[Items listed in a dataset]
>>>

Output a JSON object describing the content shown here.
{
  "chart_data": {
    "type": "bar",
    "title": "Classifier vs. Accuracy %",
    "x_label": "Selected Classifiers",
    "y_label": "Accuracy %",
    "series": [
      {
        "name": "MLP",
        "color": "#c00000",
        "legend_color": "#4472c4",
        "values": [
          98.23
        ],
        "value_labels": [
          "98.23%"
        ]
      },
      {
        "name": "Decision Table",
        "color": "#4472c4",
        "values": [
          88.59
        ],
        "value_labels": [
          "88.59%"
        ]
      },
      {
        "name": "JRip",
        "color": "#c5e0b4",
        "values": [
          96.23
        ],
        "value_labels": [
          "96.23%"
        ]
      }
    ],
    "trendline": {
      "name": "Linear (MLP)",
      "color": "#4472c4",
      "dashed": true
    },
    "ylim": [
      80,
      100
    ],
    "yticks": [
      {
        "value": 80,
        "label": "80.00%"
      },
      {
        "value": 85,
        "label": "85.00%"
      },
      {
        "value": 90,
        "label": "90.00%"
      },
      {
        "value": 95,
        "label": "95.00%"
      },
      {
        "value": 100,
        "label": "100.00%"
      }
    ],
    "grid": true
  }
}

<<<

** Directive **
All of the entries above need to be reproduced exactly.

** Task answer **
Output a JSON object describing the content shown here.
{
  "chart_data": {
    "type": "bar",
    "title": "Classifier vs. Accuracy %",
    "x_label": "Selected Classifiers",
    "y_label": "Accuracy %",
    "series": [
      {
        "name": "MLP",
        "color": "#c00000",
        "legend_color": "#4472c4",
        "values": [
          98.23
        ],
        "value_labels": [
          "98.23%"
        ]
      },
      {
        "name": "Decision Table",
        "color": "#4472c4",
        "values": [
          88.59
        ],
        "value_labels": [
          "88.59%"
        ]
      },
      {
        "name": "JRip",
        "color": "#c5e0b4",
        "values": [
          96.23
        ],
        "value_labels": [
          "96.23%"
        ]
      }
    ],
    "trendline": {
      "name": "Linear (MLP)",
      "color": "#4472c4",
      "dashed": true
    },
    "ylim": [
      80,
      100
    ],
    "yticks": [
      {
        "value": 80,
        "label": "80.00%"
      },
      {
        "value": 85,
        "label": "85.00%"
      },
      {
        "value": 90,
        "label": "90.00%"
      },
      {
        "value": 95,
        "label": "95.00%"
      },
      {
        "value": 100,
        "label": "100.00%"
      }
    ],
    "grid": true
  }
}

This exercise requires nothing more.